__Problems to work on__:
**a.** The article on the NIDA grant for bariatric surgery research names the members of the study team. List each one except the principal investigator, along with their degrees.
**b.** Write the next part of the article on the NIDA grant for bariatric surgery research, starting right after its last sentence.

Maciejewski awarded NIDA grant for $2.2 million

Does bariatric surgery affect mental health?

Matthew Maciejewski, PhD, Professor of Medicine (Duke General Internal Medicine) is the new recipient of a $2.2 million funding award from the National Institute on Drug Abuse (NIDA). This research project will assess long-term mental health outcomes of veterans who have undergone bariatric surgery between 2000-2016.

“The outcomes to be compared are alcohol misuse (AM) via the AUDIT-C (the Alcohol Use Disorders Identification Test), opioid use disorder (OUD) and depression treatment in veterans,” says principal investigator, Matthew Maciejewski. The study team includes Maren Olsen, PhD, and Valerie Smith DrPH, from the Durham VAMC and their colleagues from the Group Health Research Institute in Seattle, Washington – David Arterburn, MD, MPH, and Kathy Bradley, MD, MPH.

Though bariatric surgery has recognizable short term benefits “there is very little evidence about mental health outcomes in the long-term, so we are hopeful to make useful contributions to the field in these areas,” Maciejewski says.

This 4.5-year R01 project builds on prior work by leveraging the same cohort of veterans who did or did not have bariatric surgery. The setting is ideal because of access to data from the longstanding EHR in the VA and the loyalty of this patient population. The AUDIT-C survey tool, introduced as a standard in 2008, will further strengthen the results.

__Record set__:

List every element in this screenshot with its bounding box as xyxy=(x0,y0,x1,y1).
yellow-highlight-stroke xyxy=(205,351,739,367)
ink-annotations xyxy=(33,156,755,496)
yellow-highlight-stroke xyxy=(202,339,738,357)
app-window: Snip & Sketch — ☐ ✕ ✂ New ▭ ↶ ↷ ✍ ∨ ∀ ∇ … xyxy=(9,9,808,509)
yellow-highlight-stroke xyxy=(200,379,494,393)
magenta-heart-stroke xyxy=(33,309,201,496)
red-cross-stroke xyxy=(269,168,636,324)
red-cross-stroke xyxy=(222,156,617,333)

__Written answers__:
**a.** Maren Olsen, PhD; Valerie Smith, DrPH; David Arterburn, MD, MPH; Kathy Bradley, MD, MPH

**b.**
Maciejewski states, “No other U.S.-based health system, except possibly Kaiser, has the national data systems in place to enable extraction of EHR data and patient-reported outcomes like the VA.”

“Duke University has tremendous resources and faculty to support this kind of work, so we look forward to building upon the momentum that we’ve been developing over the past 10 years.”

Maciejewski et al previously have conducted studies of veterans’ outcomes following bariatric surgery. Building on their experience with matched cohorts of more than 2,000 veterans undergoing surgery between 2002-2011, compared to more than 7,000 non-surgical controls, the team proposes to address critical evidence gaps about 5-year post-surgical rates related to prevalence of alcohol misuse and depression, to prescriptions for opioid medications, and how these moderate the effect of bariatric surgery on long-term weight change.